[START]
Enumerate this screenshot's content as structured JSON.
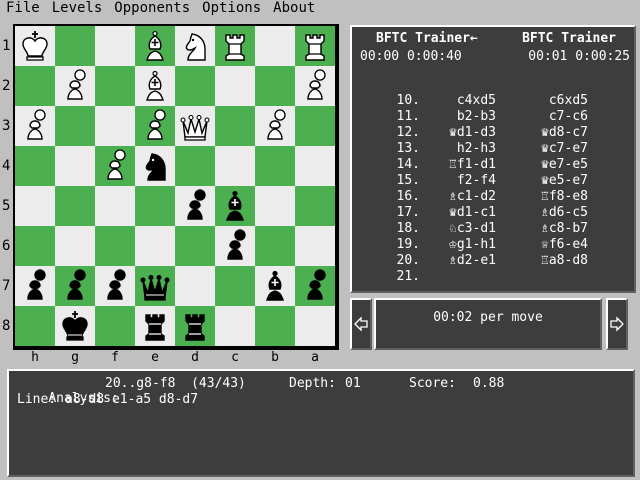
{
  "menu": [
    "File",
    "Levels",
    "Opponents",
    "Options",
    "About"
  ],
  "board": {
    "light_color": "#ececec",
    "dark_color": "#4caf50",
    "rank_labels": [
      "1",
      "2",
      "3",
      "4",
      "5",
      "6",
      "7",
      "8"
    ],
    "file_labels": [
      "h",
      "g",
      "f",
      "e",
      "d",
      "c",
      "b",
      "a"
    ],
    "rows": [
      [
        "wK",
        "",
        "",
        "wB",
        "wN",
        "wR",
        "",
        "wR"
      ],
      [
        "",
        "wP",
        "",
        "wB",
        "",
        "",
        "",
        "wP"
      ],
      [
        "wP",
        "",
        "",
        "wP",
        "wQ",
        "",
        "wP",
        ""
      ],
      [
        "",
        "",
        "wP",
        "bN",
        "",
        "",
        "",
        ""
      ],
      [
        "",
        "",
        "",
        "",
        "bP",
        "bB",
        "",
        ""
      ],
      [
        "",
        "",
        "",
        "",
        "",
        "bP",
        "",
        ""
      ],
      [
        "bP",
        "bP",
        "bP",
        "bQ",
        "",
        "",
        "bB",
        "bP"
      ],
      [
        "",
        "bK",
        "",
        "bR",
        "bR",
        "",
        "",
        ""
      ]
    ]
  },
  "players": {
    "white": "BFTC Trainer←",
    "black": "BFTC Trainer"
  },
  "clocks": {
    "white": "00:00  0:00:40",
    "black": "00:01  0:00:25"
  },
  "moves": [
    {
      "num": "10.",
      "white": "c4xd5",
      "black": "c6xd5"
    },
    {
      "num": "11.",
      "white": "b2-b3",
      "black": "c7-c6"
    },
    {
      "num": "12.",
      "white": "♛d1-d3",
      "black": "♛d8-c7"
    },
    {
      "num": "13.",
      "white": "h2-h3",
      "black": "♛c7-e7"
    },
    {
      "num": "14.",
      "white": "♖f1-d1",
      "black": "♛e7-e5"
    },
    {
      "num": "15.",
      "white": "f2-f4",
      "black": "♛e5-e7"
    },
    {
      "num": "16.",
      "white": "♗c1-d2",
      "black": "♖f8-e8"
    },
    {
      "num": "17.",
      "white": "♛d1-c1",
      "black": "♗d6-c5"
    },
    {
      "num": "18.",
      "white": "♘c3-d1",
      "black": "♗c8-b7"
    },
    {
      "num": "19.",
      "white": "♔g1-h1",
      "black": "♕f6-e4"
    },
    {
      "num": "20.",
      "white": "♗d2-e1",
      "black": "♖a8-d8"
    },
    {
      "num": "21.",
      "white": "",
      "black": ""
    }
  ],
  "per_move": "00:02 per move",
  "analysis": {
    "label": "Analysis:",
    "value": "20..g8-f8  (43/43)",
    "depth_label": "Depth:",
    "depth": "01",
    "score_label": "Score:",
    "score": "0.88",
    "line_label": "Line:",
    "line": "a8-d8 e1-a5 d8-d7"
  }
}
[END]
» WHAT YOU WILL DO: Write out each line again precisely as it appears, skipping every picture.

» FULL OUTPUT:
Enumerate this screenshot's content as structured JSON.
{
  "menu": [
    "File",
    "Levels",
    "Opponents",
    "Options",
    "About"
  ],
  "board": {
    "light_color": "#ececec",
    "dark_color": "#4caf50",
    "rank_labels": [
      "1",
      "2",
      "3",
      "4",
      "5",
      "6",
      "7",
      "8"
    ],
    "file_labels": [
      "h",
      "g",
      "f",
      "e",
      "d",
      "c",
      "b",
      "a"
    ],
    "rows": [
      [
        "wK",
        "",
        "",
        "wB",
        "wN",
        "wR",
        "",
        "wR"
      ],
      [
        "",
        "wP",
        "",
        "wB",
        "",
        "",
        "",
        "wP"
      ],
      [
        "wP",
        "",
        "",
        "wP",
        "wQ",
        "",
        "wP",
        ""
      ],
      [
        "",
        "",
        "wP",
        "bN",
        "",
        "",
        "",
        ""
      ],
      [
        "",
        "",
        "",
        "",
        "bP",
        "bB",
        "",
        ""
      ],
      [
        "",
        "",
        "",
        "",
        "",
        "bP",
        "",
        ""
      ],
      [
        "bP",
        "bP",
        "bP",
        "bQ",
        "",
        "",
        "bB",
        "bP"
      ],
      [
        "",
        "bK",
        "",
        "bR",
        "bR",
        "",
        "",
        ""
      ]
    ]
  },
  "players": {
    "white": "BFTC Trainer←",
    "black": "BFTC Trainer"
  },
  "clocks": {
    "white": "00:00  0:00:40",
    "black": "00:01  0:00:25"
  },
  "moves": [
    {
      "num": "10.",
      "white": "c4xd5",
      "black": "c6xd5"
    },
    {
      "num": "11.",
      "white": "b2-b3",
      "black": "c7-c6"
    },
    {
      "num": "12.",
      "white": "♛d1-d3",
      "black": "♛d8-c7"
    },
    {
      "num": "13.",
      "white": "h2-h3",
      "black": "♛c7-e7"
    },
    {
      "num": "14.",
      "white": "♖f1-d1",
      "black": "♛e7-e5"
    },
    {
      "num": "15.",
      "white": "f2-f4",
      "black": "♛e5-e7"
    },
    {
      "num": "16.",
      "white": "♗c1-d2",
      "black": "♖f8-e8"
    },
    {
      "num": "17.",
      "white": "♛d1-c1",
      "black": "♗d6-c5"
    },
    {
      "num": "18.",
      "white": "♘c3-d1",
      "black": "♗c8-b7"
    },
    {
      "num": "19.",
      "white": "♔g1-h1",
      "black": "♕f6-e4"
    },
    {
      "num": "20.",
      "white": "♗d2-e1",
      "black": "♖a8-d8"
    },
    {
      "num": "21.",
      "white": "",
      "black": ""
    }
  ],
  "per_move": "00:02 per move",
  "analysis": {
    "label": "Analysis:",
    "value": "20..g8-f8  (43/43)",
    "depth_label": "Depth:",
    "depth": "01",
    "score_label": "Score:",
    "score": "0.88",
    "line_label": "Line:",
    "line": "a8-d8 e1-a5 d8-d7"
  }
}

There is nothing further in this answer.